■ **What to produce**:
Return the number of lines that include the string "Pumpkin", without any other text.

■ **Listed entries**:

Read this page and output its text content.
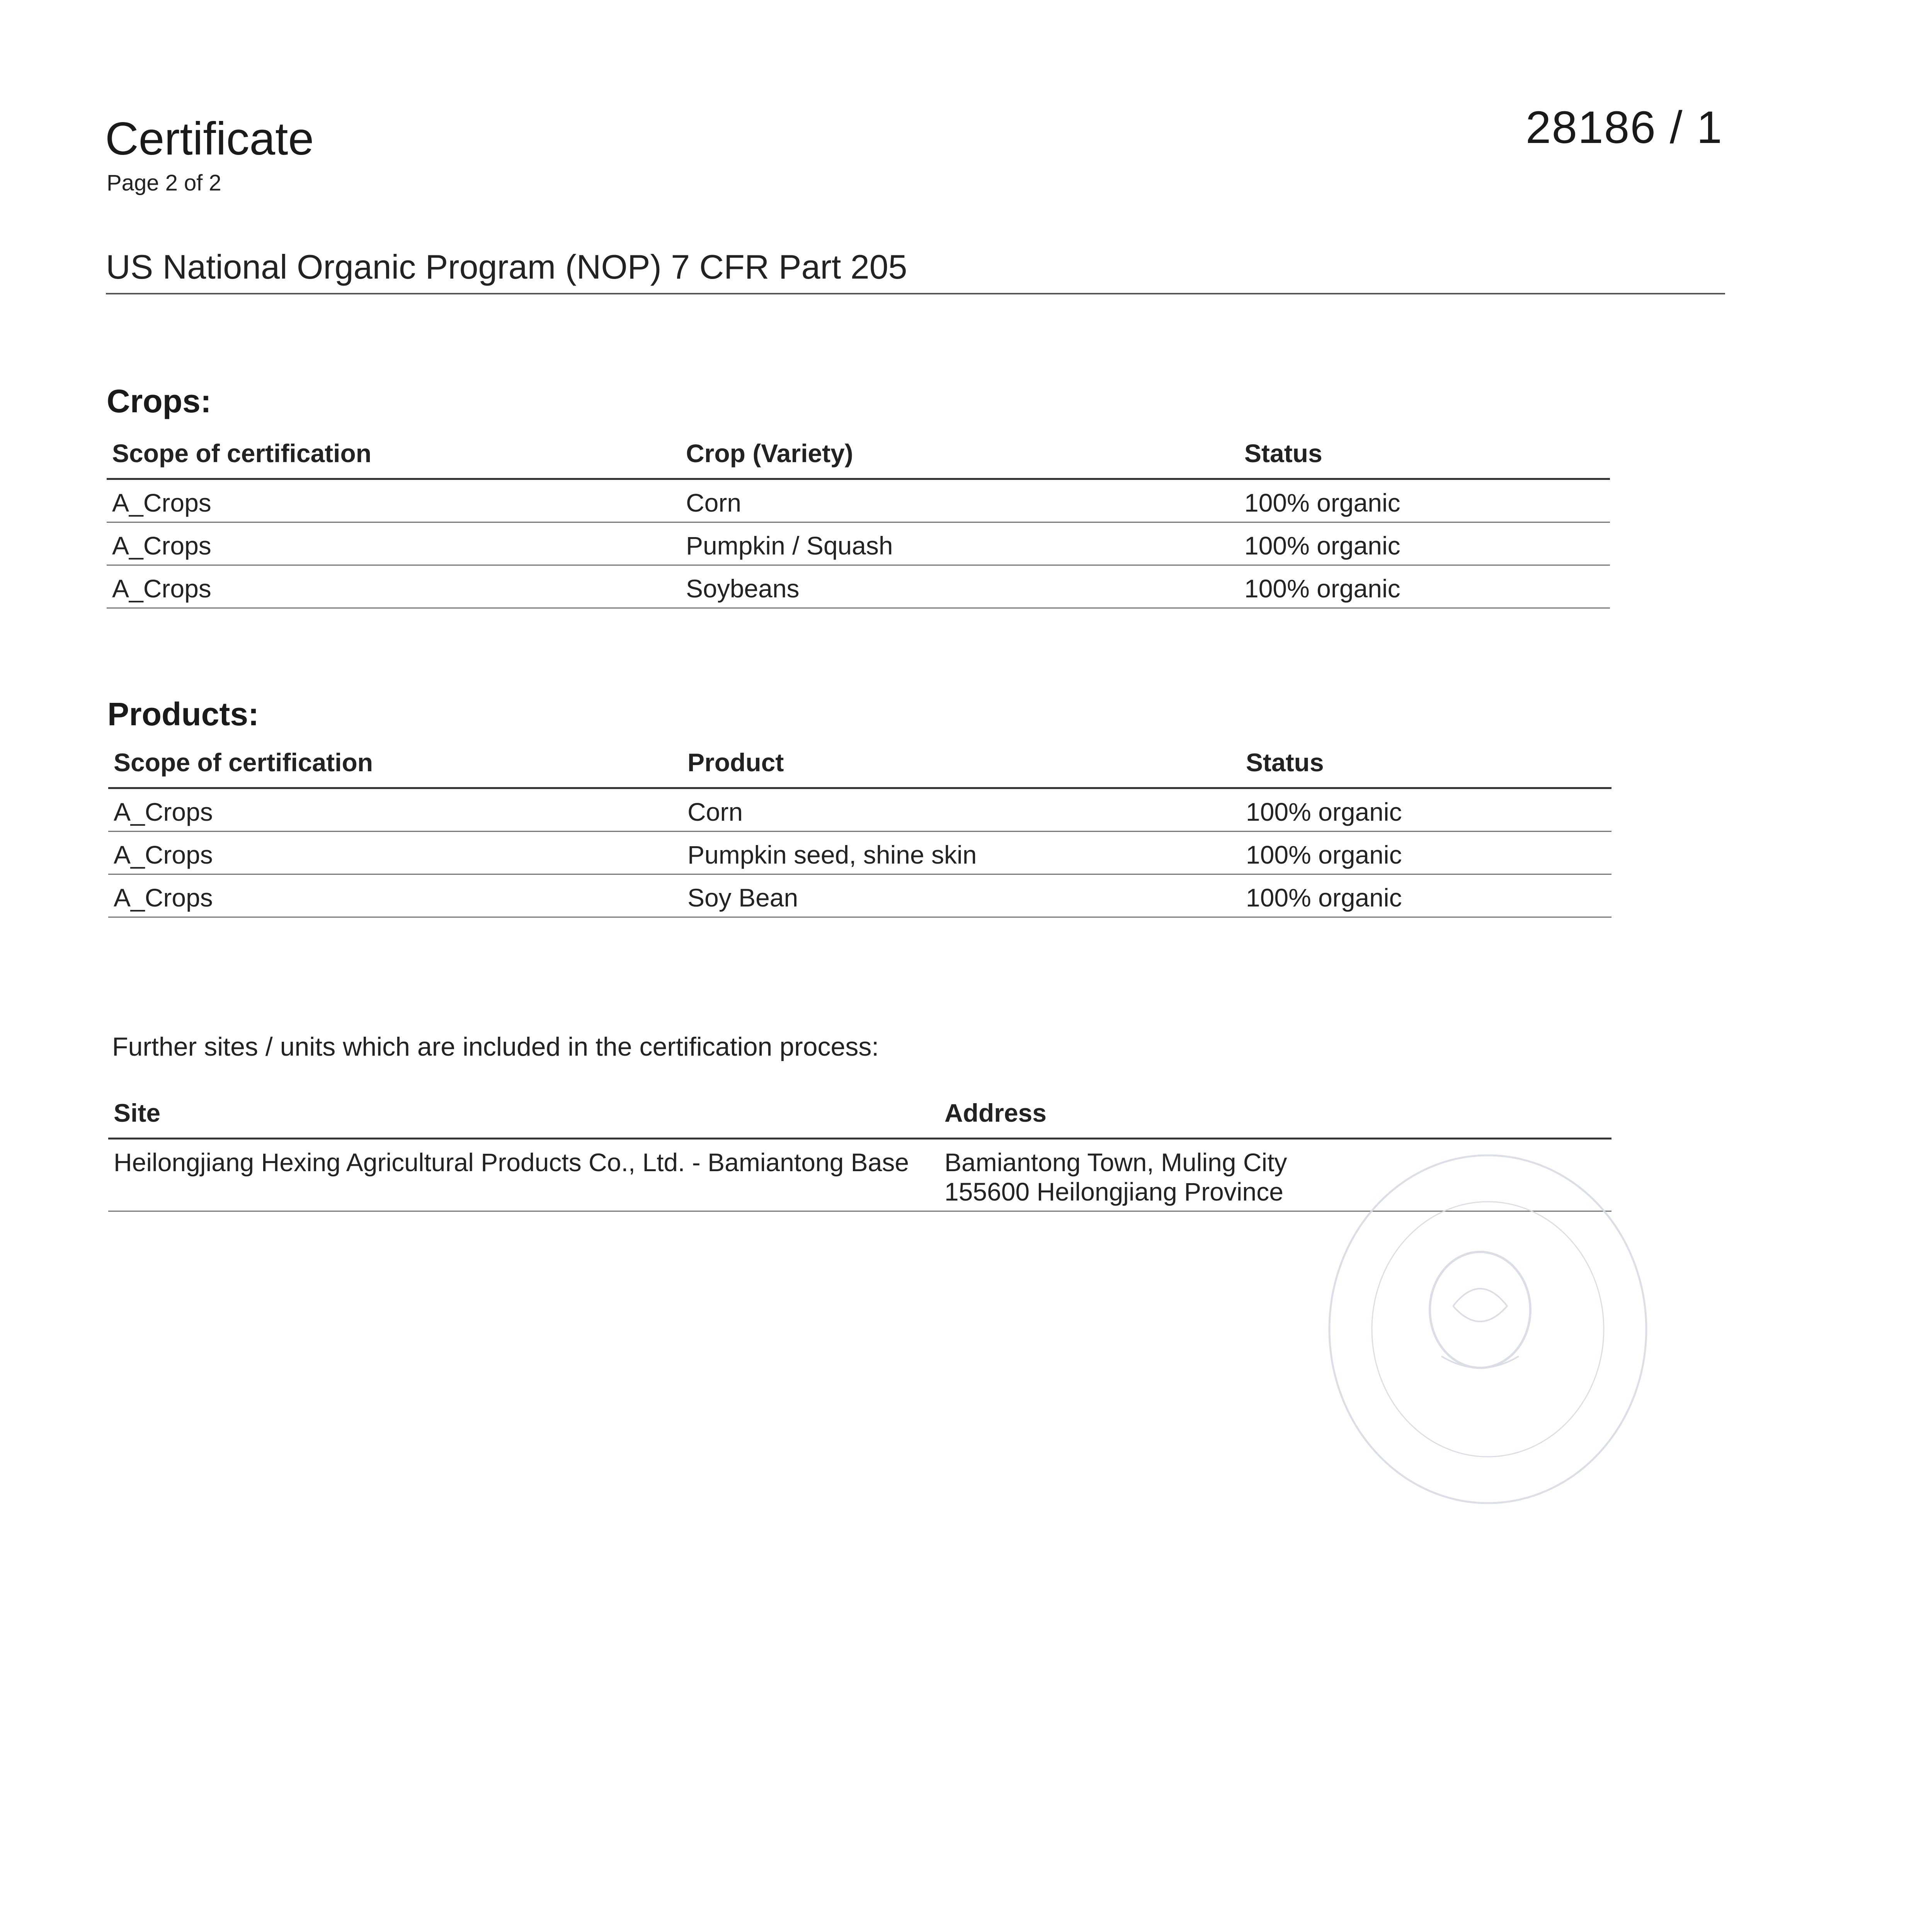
Certificate
Page 2 of 2
28186 / 1
US National Organic Program (NOP) 7 CFR Part 205
Crops:
Scope of certification	Crop (Variety)	Status
A_Crops	Corn	100% organic
A_Crops	Pumpkin / Squash	100% organic
A_Crops	Soybeans	100% organic
Products:
Scope of certification	Product	Status
A_Crops	Corn	100% organic
A_Crops	Pumpkin seed, shine skin	100% organic
A_Crops	Soy Bean	100% organic
Further sites / units which are included in the certification process:
Site	Address
Heilongjiang Hexing Agricultural Products Co., Ltd. - Bamiantong Base	Bamiantong Town, Muling City
155600 Heilongjiang Province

■ **Written reply**:
2